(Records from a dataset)

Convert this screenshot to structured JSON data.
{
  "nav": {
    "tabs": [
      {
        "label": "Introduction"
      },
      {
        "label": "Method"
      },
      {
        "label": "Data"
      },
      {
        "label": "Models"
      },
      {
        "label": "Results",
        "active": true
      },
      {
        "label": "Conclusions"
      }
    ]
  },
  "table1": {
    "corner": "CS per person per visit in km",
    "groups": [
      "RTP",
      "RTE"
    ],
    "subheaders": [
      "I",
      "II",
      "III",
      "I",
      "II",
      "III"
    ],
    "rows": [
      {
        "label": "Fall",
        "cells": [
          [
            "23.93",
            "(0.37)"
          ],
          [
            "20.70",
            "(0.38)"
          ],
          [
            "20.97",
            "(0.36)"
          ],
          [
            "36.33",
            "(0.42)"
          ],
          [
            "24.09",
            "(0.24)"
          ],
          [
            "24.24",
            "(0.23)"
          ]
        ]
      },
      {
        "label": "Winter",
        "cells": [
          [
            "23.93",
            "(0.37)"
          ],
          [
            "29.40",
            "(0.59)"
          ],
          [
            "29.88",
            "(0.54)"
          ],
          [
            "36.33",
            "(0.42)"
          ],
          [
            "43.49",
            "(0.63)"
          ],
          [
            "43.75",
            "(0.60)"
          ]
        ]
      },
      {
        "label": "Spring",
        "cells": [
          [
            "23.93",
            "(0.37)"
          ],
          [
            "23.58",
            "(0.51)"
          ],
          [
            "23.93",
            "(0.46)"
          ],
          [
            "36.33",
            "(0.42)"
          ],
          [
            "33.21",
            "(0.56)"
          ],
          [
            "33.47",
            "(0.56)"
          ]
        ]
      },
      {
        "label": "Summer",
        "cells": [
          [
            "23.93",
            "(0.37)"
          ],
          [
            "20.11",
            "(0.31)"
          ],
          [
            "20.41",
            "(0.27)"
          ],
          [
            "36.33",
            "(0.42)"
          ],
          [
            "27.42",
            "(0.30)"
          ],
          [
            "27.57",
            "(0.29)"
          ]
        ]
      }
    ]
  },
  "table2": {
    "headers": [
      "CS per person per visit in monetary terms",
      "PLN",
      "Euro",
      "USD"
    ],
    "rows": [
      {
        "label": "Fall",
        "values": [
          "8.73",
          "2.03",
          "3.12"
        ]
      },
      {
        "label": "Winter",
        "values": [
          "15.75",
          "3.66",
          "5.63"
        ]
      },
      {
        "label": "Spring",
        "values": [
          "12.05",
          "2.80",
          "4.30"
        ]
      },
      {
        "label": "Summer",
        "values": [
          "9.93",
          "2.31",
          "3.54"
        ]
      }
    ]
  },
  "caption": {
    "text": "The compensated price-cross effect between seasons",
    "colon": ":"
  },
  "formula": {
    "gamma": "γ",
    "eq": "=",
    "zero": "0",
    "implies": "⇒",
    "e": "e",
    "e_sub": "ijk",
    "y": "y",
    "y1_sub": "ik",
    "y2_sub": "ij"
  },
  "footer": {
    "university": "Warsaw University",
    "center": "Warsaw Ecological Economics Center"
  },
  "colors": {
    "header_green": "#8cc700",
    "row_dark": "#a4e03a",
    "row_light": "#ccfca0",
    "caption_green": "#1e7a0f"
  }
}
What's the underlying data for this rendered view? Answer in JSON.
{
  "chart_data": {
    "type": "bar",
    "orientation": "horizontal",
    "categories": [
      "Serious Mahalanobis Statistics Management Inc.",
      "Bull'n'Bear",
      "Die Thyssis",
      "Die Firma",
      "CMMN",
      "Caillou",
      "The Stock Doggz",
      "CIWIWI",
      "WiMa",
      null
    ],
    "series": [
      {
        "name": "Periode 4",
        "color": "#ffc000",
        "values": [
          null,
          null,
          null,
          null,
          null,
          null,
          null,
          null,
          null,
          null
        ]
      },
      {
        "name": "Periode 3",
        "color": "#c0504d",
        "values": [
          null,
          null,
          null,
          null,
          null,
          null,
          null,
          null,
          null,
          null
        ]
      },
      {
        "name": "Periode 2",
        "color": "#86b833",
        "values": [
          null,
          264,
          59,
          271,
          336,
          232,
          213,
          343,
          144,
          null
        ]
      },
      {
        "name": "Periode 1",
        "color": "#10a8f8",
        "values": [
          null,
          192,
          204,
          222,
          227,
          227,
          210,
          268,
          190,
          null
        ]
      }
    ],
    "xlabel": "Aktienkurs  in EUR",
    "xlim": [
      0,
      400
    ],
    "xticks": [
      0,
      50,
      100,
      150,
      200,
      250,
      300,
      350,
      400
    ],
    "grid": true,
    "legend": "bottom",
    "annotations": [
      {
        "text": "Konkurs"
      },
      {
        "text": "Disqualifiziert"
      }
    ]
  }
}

§ Task goal
Extract every entry above as it appears.

§ Reply
Convert this screenshot to structured JSON data.
{
  "nav": {
    "tabs": [
      {
        "label": "Introduction"
      },
      {
        "label": "Method"
      },
      {
        "label": "Data"
      },
      {
        "label": "Models"
      },
      {
        "label": "Results",
        "active": true
      },
      {
        "label": "Conclusions"
      }
    ]
  },
  "table1": {
    "corner": "CS per person per visit in km",
    "groups": [
      "RTP",
      "RTE"
    ],
    "subheaders": [
      "I",
      "II",
      "III",
      "I",
      "II",
      "III"
    ],
    "rows": [
      {
        "label": "Fall",
        "cells": [
          [
            "23.93",
            "(0.37)"
          ],
          [
            "20.70",
            "(0.38)"
          ],
          [
            "20.97",
            "(0.36)"
          ],
          [
            "36.33",
            "(0.42)"
          ],
          [
            "24.09",
            "(0.24)"
          ],
          [
            "24.24",
            "(0.23)"
          ]
        ]
      },
      {
        "label": "Winter",
        "cells": [
          [
            "23.93",
            "(0.37)"
          ],
          [
            "29.40",
            "(0.59)"
          ],
          [
            "29.88",
            "(0.54)"
          ],
          [
            "36.33",
            "(0.42)"
          ],
          [
            "43.49",
            "(0.63)"
          ],
          [
            "43.75",
            "(0.60)"
          ]
        ]
      },
      {
        "label": "Spring",
        "cells": [
          [
            "23.93",
            "(0.37)"
          ],
          [
            "23.58",
            "(0.51)"
          ],
          [
            "23.93",
            "(0.46)"
          ],
          [
            "36.33",
            "(0.42)"
          ],
          [
            "33.21",
            "(0.56)"
          ],
          [
            "33.47",
            "(0.56)"
          ]
        ]
      },
      {
        "label": "Summer",
        "cells": [
          [
            "23.93",
            "(0.37)"
          ],
          [
            "20.11",
            "(0.31)"
          ],
          [
            "20.41",
            "(0.27)"
          ],
          [
            "36.33",
            "(0.42)"
          ],
          [
            "27.42",
            "(0.30)"
          ],
          [
            "27.57",
            "(0.29)"
          ]
        ]
      }
    ]
  },
  "table2": {
    "headers": [
      "CS per person per visit in monetary terms",
      "PLN",
      "Euro",
      "USD"
    ],
    "rows": [
      {
        "label": "Fall",
        "values": [
          "8.73",
          "2.03",
          "3.12"
        ]
      },
      {
        "label": "Winter",
        "values": [
          "15.75",
          "3.66",
          "5.63"
        ]
      },
      {
        "label": "Spring",
        "values": [
          "12.05",
          "2.80",
          "4.30"
        ]
      },
      {
        "label": "Summer",
        "values": [
          "9.93",
          "2.31",
          "3.54"
        ]
      }
    ]
  },
  "caption": {
    "text": "The compensated price-cross effect between seasons",
    "colon": ":"
  },
  "formula": {
    "gamma": "γ",
    "eq": "=",
    "zero": "0",
    "implies": "⇒",
    "e": "e",
    "e_sub": "ijk",
    "y": "y",
    "y1_sub": "ik",
    "y2_sub": "ij"
  },
  "footer": {
    "university": "Warsaw University",
    "center": "Warsaw Ecological Economics Center"
  },
  "colors": {
    "header_green": "#8cc700",
    "row_dark": "#a4e03a",
    "row_light": "#ccfca0",
    "caption_green": "#1e7a0f"
  }
}
What's the underlying data for this rendered view? Answer in JSON.
{
  "chart_data": {
    "type": "bar",
    "orientation": "horizontal",
    "categories": [
      "Serious Mahalanobis Statistics Management Inc.",
      "Bull'n'Bear",
      "Die Thyssis",
      "Die Firma",
      "CMMN",
      "Caillou",
      "The Stock Doggz",
      "CIWIWI",
      "WiMa",
      null
    ],
    "series": [
      {
        "name": "Periode 4",
        "color": "#ffc000",
        "values": [
          null,
          null,
          null,
          null,
          null,
          null,
          null,
          null,
          null,
          null
        ]
      },
      {
        "name": "Periode 3",
        "color": "#c0504d",
        "values": [
          null,
          null,
          null,
          null,
          null,
          null,
          null,
          null,
          null,
          null
        ]
      },
      {
        "name": "Periode 2",
        "color": "#86b833",
        "values": [
          null,
          264,
          59,
          271,
          336,
          232,
          213,
          343,
          144,
          null
        ]
      },
      {
        "name": "Periode 1",
        "color": "#10a8f8",
        "values": [
          null,
          192,
          204,
          222,
          227,
          227,
          210,
          268,
          190,
          null
        ]
      }
    ],
    "xlabel": "Aktienkurs  in EUR",
    "xlim": [
      0,
      400
    ],
    "xticks": [
      0,
      50,
      100,
      150,
      200,
      250,
      300,
      350,
      400
    ],
    "grid": true,
    "legend": "bottom",
    "annotations": [
      {
        "text": "Konkurs"
      },
      {
        "text": "Disqualifiziert"
      }
    ]
  }
}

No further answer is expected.